>> begin GIVEN RECORDS

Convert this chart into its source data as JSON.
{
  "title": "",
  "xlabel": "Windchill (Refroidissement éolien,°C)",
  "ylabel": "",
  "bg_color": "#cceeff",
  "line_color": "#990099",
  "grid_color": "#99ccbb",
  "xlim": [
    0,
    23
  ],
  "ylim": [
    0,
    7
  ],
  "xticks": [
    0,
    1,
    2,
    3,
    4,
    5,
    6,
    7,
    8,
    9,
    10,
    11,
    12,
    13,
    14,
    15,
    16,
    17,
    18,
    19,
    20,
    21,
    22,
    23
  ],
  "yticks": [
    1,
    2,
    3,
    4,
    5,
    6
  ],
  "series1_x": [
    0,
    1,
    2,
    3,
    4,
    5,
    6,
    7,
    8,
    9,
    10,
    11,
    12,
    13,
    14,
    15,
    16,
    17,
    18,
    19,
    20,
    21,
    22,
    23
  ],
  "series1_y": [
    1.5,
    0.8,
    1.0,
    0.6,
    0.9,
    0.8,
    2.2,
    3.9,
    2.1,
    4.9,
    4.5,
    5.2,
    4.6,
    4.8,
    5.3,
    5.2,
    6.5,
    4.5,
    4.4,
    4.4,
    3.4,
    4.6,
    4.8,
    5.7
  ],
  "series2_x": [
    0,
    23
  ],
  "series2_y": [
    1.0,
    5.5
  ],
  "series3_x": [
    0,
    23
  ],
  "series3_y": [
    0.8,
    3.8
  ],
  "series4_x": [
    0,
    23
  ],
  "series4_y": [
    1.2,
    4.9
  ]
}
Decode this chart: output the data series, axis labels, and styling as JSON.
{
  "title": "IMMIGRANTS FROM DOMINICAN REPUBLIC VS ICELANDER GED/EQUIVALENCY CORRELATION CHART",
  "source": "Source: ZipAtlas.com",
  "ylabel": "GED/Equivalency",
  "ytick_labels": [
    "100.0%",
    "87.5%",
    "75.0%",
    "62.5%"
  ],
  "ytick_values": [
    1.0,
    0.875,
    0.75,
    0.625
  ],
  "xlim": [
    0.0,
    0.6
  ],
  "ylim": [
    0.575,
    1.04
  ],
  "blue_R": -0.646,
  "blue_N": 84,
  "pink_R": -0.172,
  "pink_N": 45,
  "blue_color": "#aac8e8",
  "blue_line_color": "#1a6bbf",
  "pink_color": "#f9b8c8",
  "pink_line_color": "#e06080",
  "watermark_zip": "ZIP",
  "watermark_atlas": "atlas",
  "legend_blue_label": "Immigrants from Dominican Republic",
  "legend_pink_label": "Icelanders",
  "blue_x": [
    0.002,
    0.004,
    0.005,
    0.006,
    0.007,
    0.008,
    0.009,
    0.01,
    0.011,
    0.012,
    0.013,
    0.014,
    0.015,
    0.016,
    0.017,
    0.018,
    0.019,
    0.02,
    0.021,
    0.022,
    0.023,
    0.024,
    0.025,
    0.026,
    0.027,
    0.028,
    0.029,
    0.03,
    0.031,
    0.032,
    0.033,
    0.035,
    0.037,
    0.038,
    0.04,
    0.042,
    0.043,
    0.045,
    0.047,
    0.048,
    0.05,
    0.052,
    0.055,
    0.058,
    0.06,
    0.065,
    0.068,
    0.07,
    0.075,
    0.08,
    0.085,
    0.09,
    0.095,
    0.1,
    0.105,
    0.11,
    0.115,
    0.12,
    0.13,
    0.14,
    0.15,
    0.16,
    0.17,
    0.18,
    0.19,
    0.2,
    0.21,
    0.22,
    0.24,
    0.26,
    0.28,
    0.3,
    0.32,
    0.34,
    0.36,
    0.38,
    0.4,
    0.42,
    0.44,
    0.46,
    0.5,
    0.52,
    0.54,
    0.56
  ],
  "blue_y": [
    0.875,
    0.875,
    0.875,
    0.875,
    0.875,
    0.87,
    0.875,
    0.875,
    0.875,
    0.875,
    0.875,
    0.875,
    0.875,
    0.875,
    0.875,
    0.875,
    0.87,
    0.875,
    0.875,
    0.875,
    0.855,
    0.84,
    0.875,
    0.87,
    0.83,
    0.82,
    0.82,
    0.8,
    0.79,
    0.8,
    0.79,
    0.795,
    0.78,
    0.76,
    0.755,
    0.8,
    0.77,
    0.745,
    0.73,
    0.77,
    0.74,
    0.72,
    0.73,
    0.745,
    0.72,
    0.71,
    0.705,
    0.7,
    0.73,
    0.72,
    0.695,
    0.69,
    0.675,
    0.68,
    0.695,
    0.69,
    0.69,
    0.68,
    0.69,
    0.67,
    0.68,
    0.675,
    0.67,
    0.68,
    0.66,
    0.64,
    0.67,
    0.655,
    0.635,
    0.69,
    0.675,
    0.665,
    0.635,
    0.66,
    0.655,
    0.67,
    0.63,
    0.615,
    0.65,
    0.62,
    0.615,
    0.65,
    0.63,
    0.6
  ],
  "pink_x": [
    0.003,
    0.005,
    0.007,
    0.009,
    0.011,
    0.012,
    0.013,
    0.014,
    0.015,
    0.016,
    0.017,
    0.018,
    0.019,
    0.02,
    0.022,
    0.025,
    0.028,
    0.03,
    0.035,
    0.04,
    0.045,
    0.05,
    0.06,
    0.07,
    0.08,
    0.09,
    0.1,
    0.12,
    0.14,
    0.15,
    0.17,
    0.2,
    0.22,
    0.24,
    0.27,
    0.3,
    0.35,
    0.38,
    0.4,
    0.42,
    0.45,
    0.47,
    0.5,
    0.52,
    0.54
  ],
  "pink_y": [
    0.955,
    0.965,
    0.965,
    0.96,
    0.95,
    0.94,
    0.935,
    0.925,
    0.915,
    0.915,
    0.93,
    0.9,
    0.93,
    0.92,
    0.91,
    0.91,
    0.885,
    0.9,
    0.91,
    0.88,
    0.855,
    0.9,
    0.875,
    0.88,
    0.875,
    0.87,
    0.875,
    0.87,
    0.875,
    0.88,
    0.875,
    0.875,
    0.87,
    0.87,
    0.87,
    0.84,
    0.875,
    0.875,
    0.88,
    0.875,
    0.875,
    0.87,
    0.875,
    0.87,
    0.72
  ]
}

>> end GIVEN RECORDS

▶ [PROBLEM TO WORK ON]: Read the entries and show each line that mentions "this".

▶ [FINISHED ANSWER]:
Convert this chart into its source data as JSON.
Decode this chart: output the data series, axis labels, and styling as JSON.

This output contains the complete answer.